- _Brief_
Write out all the material exactly. Leave nothing out.

- _Available data_
-- -- --
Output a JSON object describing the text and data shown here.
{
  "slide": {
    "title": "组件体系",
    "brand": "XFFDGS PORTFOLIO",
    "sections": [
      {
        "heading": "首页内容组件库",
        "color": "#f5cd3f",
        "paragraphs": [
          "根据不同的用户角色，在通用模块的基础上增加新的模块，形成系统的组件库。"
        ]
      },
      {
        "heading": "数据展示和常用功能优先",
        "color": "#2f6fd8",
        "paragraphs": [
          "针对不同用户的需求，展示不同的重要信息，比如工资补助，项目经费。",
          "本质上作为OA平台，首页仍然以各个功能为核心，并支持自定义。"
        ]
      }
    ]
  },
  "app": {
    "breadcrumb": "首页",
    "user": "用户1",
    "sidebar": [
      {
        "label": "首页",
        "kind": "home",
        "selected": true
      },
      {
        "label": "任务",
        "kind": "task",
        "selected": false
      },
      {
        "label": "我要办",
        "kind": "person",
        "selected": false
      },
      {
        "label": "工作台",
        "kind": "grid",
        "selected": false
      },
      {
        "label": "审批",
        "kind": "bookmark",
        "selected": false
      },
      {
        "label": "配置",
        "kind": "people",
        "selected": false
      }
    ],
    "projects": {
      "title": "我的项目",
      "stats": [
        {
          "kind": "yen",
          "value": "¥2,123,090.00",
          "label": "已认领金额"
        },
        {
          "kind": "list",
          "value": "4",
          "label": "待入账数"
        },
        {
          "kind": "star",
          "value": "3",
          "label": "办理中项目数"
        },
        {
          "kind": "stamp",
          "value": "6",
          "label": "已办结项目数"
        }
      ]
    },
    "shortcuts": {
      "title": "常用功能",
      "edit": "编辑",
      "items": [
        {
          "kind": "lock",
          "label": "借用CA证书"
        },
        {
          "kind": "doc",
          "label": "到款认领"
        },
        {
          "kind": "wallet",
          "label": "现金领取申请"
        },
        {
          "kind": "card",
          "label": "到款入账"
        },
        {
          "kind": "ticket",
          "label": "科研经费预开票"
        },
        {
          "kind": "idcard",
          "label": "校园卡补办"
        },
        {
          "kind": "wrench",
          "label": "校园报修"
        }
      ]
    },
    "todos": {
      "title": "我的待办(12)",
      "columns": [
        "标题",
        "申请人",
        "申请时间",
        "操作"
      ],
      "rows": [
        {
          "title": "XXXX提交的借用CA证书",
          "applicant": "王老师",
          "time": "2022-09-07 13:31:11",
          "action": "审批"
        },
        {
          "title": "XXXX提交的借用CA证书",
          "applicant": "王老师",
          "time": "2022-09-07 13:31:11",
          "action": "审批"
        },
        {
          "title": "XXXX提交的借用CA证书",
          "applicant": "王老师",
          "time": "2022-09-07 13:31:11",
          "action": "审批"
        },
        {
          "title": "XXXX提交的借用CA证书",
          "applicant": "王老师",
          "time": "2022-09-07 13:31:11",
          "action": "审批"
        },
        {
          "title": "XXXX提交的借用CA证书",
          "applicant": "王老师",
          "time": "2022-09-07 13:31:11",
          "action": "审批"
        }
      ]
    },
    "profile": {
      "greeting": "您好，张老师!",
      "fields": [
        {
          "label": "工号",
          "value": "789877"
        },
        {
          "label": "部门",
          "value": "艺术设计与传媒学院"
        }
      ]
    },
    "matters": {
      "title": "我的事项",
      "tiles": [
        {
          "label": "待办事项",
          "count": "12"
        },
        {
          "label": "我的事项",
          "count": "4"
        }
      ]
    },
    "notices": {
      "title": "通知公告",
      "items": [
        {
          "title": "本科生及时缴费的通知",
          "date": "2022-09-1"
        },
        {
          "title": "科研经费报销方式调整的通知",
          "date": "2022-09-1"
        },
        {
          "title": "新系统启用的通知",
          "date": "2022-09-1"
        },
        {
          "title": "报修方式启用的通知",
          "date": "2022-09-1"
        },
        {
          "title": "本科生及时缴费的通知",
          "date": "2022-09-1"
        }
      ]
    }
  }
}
-- -- --
- _Finished task_
Output a JSON object describing the text and data shown here.
{
  "slide": {
    "title": "组件体系",
    "brand": "XFFDGS PORTFOLIO",
    "sections": [
      {
        "heading": "首页内容组件库",
        "color": "#f5cd3f",
        "paragraphs": [
          "根据不同的用户角色，在通用模块的基础上增加新的模块，形成系统的组件库。"
        ]
      },
      {
        "heading": "数据展示和常用功能优先",
        "color": "#2f6fd8",
        "paragraphs": [
          "针对不同用户的需求，展示不同的重要信息，比如工资补助，项目经费。",
          "本质上作为OA平台，首页仍然以各个功能为核心，并支持自定义。"
        ]
      }
    ]
  },
  "app": {
    "breadcrumb": "首页",
    "user": "用户1",
    "sidebar": [
      {
        "label": "首页",
        "kind": "home",
        "selected": true
      },
      {
        "label": "任务",
        "kind": "task",
        "selected": false
      },
      {
        "label": "我要办",
        "kind": "person",
        "selected": false
      },
      {
        "label": "工作台",
        "kind": "grid",
        "selected": false
      },
      {
        "label": "审批",
        "kind": "bookmark",
        "selected": false
      },
      {
        "label": "配置",
        "kind": "people",
        "selected": false
      }
    ],
    "projects": {
      "title": "我的项目",
      "stats": [
        {
          "kind": "yen",
          "value": "¥2,123,090.00",
          "label": "已认领金额"
        },
        {
          "kind": "list",
          "value": "4",
          "label": "待入账数"
        },
        {
          "kind": "star",
          "value": "3",
          "label": "办理中项目数"
        },
        {
          "kind": "stamp",
          "value": "6",
          "label": "已办结项目数"
        }
      ]
    },
    "shortcuts": {
      "title": "常用功能",
      "edit": "编辑",
      "items": [
        {
          "kind": "lock",
          "label": "借用CA证书"
        },
        {
          "kind": "doc",
          "label": "到款认领"
        },
        {
          "kind": "wallet",
          "label": "现金领取申请"
        },
        {
          "kind": "card",
          "label": "到款入账"
        },
        {
          "kind": "ticket",
          "label": "科研经费预开票"
        },
        {
          "kind": "idcard",
          "label": "校园卡补办"
        },
        {
          "kind": "wrench",
          "label": "校园报修"
        }
      ]
    },
    "todos": {
      "title": "我的待办(12)",
      "columns": [
        "标题",
        "申请人",
        "申请时间",
        "操作"
      ],
      "rows": [
        {
          "title": "XXXX提交的借用CA证书",
          "applicant": "王老师",
          "time": "2022-09-07 13:31:11",
          "action": "审批"
        },
        {
          "title": "XXXX提交的借用CA证书",
          "applicant": "王老师",
          "time": "2022-09-07 13:31:11",
          "action": "审批"
        },
        {
          "title": "XXXX提交的借用CA证书",
          "applicant": "王老师",
          "time": "2022-09-07 13:31:11",
          "action": "审批"
        },
        {
          "title": "XXXX提交的借用CA证书",
          "applicant": "王老师",
          "time": "2022-09-07 13:31:11",
          "action": "审批"
        },
        {
          "title": "XXXX提交的借用CA证书",
          "applicant": "王老师",
          "time": "2022-09-07 13:31:11",
          "action": "审批"
        }
      ]
    },
    "profile": {
      "greeting": "您好，张老师!",
      "fields": [
        {
          "label": "工号",
          "value": "789877"
        },
        {
          "label": "部门",
          "value": "艺术设计与传媒学院"
        }
      ]
    },
    "matters": {
      "title": "我的事项",
      "tiles": [
        {
          "label": "待办事项",
          "count": "12"
        },
        {
          "label": "我的事项",
          "count": "4"
        }
      ]
    },
    "notices": {
      "title": "通知公告",
      "items": [
        {
          "title": "本科生及时缴费的通知",
          "date": "2022-09-1"
        },
        {
          "title": "科研经费报销方式调整的通知",
          "date": "2022-09-1"
        },
        {
          "title": "新系统启用的通知",
          "date": "2022-09-1"
        },
        {
          "title": "报修方式启用的通知",
          "date": "2022-09-1"
        },
        {
          "title": "本科生及时缴费的通知",
          "date": "2022-09-1"
        }
      ]
    }
  }
}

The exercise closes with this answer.